- _PROBLEM REQUIREMENTS_:
Take the entries below and print all of them exactly, please.

::::::::

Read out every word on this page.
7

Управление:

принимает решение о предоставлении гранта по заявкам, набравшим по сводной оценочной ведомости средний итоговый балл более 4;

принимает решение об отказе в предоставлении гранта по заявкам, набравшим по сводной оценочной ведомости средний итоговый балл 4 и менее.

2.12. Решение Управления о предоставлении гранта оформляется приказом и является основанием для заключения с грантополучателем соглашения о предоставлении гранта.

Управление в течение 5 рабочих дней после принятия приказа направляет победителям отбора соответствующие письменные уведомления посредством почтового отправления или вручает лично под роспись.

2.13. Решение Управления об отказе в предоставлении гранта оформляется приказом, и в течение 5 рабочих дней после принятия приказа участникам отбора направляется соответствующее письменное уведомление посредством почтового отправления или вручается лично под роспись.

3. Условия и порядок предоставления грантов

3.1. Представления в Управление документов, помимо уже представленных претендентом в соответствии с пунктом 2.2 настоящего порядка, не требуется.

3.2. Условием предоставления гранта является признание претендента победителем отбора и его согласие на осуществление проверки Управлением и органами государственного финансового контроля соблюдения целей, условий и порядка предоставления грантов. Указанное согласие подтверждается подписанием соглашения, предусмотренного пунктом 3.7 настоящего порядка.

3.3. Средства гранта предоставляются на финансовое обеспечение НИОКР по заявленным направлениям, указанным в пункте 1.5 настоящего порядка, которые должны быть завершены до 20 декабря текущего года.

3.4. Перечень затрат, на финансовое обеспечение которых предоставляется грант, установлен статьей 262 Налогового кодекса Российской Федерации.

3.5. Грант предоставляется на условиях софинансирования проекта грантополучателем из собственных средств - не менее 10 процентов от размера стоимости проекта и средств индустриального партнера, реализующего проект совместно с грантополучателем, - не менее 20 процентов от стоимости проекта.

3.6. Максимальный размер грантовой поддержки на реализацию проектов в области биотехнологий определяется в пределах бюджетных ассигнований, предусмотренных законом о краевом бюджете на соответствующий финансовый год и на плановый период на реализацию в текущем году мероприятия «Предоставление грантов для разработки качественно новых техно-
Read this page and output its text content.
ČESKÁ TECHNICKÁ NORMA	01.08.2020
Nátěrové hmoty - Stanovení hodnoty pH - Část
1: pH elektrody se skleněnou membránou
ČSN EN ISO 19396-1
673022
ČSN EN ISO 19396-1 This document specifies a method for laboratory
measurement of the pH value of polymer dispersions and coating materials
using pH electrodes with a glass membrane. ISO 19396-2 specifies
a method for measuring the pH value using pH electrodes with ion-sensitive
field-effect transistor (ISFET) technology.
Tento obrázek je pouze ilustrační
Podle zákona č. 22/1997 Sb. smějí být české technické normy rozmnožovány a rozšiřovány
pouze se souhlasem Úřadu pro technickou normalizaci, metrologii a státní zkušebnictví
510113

::::::::

- _RESPONSE TO THIS EXERCISE_:
Read out every word on this page.
7

Управление:

принимает решение о предоставлении гранта по заявкам, набравшим по сводной оценочной ведомости средний итоговый балл более 4;

принимает решение об отказе в предоставлении гранта по заявкам, набравшим по сводной оценочной ведомости средний итоговый балл 4 и менее.

2.12. Решение Управления о предоставлении гранта оформляется приказом и является основанием для заключения с грантополучателем соглашения о предоставлении гранта.

Управление в течение 5 рабочих дней после принятия приказа направляет победителям отбора соответствующие письменные уведомления посредством почтового отправления или вручает лично под роспись.

2.13. Решение Управления об отказе в предоставлении гранта оформляется приказом, и в течение 5 рабочих дней после принятия приказа участникам отбора направляется соответствующее письменное уведомление посредством почтового отправления или вручается лично под роспись.

3. Условия и порядок предоставления грантов

3.1. Представления в Управление документов, помимо уже представленных претендентом в соответствии с пунктом 2.2 настоящего порядка, не требуется.

3.2. Условием предоставления гранта является признание претендента победителем отбора и его согласие на осуществление проверки Управлением и органами государственного финансового контроля соблюдения целей, условий и порядка предоставления грантов. Указанное согласие подтверждается подписанием соглашения, предусмотренного пунктом 3.7 настоящего порядка.

3.3. Средства гранта предоставляются на финансовое обеспечение НИОКР по заявленным направлениям, указанным в пункте 1.5 настоящего порядка, которые должны быть завершены до 20 декабря текущего года.

3.4. Перечень затрат, на финансовое обеспечение которых предоставляется грант, установлен статьей 262 Налогового кодекса Российской Федерации.

3.5. Грант предоставляется на условиях софинансирования проекта грантополучателем из собственных средств - не менее 10 процентов от размера стоимости проекта и средств индустриального партнера, реализующего проект совместно с грантополучателем, - не менее 20 процентов от стоимости проекта.

3.6. Максимальный размер грантовой поддержки на реализацию проектов в области биотехнологий определяется в пределах бюджетных ассигнований, предусмотренных законом о краевом бюджете на соответствующий финансовый год и на плановый период на реализацию в текущем году мероприятия «Предоставление грантов для разработки качественно новых техно-
Read this page and output its text content.
ČESKÁ TECHNICKÁ NORMA	01.08.2020
Nátěrové hmoty - Stanovení hodnoty pH - Část
1: pH elektrody se skleněnou membránou
ČSN EN ISO 19396-1
673022
ČSN EN ISO 19396-1 This document specifies a method for laboratory
measurement of the pH value of polymer dispersions and coating materials
using pH electrodes with a glass membrane. ISO 19396-2 specifies
a method for measuring the pH value using pH electrodes with ion-sensitive
field-effect transistor (ISFET) technology.
Tento obrázek je pouze ilustrační
Podle zákona č. 22/1997 Sb. smějí být české technické normy rozmnožovány a rozšiřovány
pouze se souhlasem Úřadu pro technickou normalizaci, metrologii a státní zkušebnictví
510113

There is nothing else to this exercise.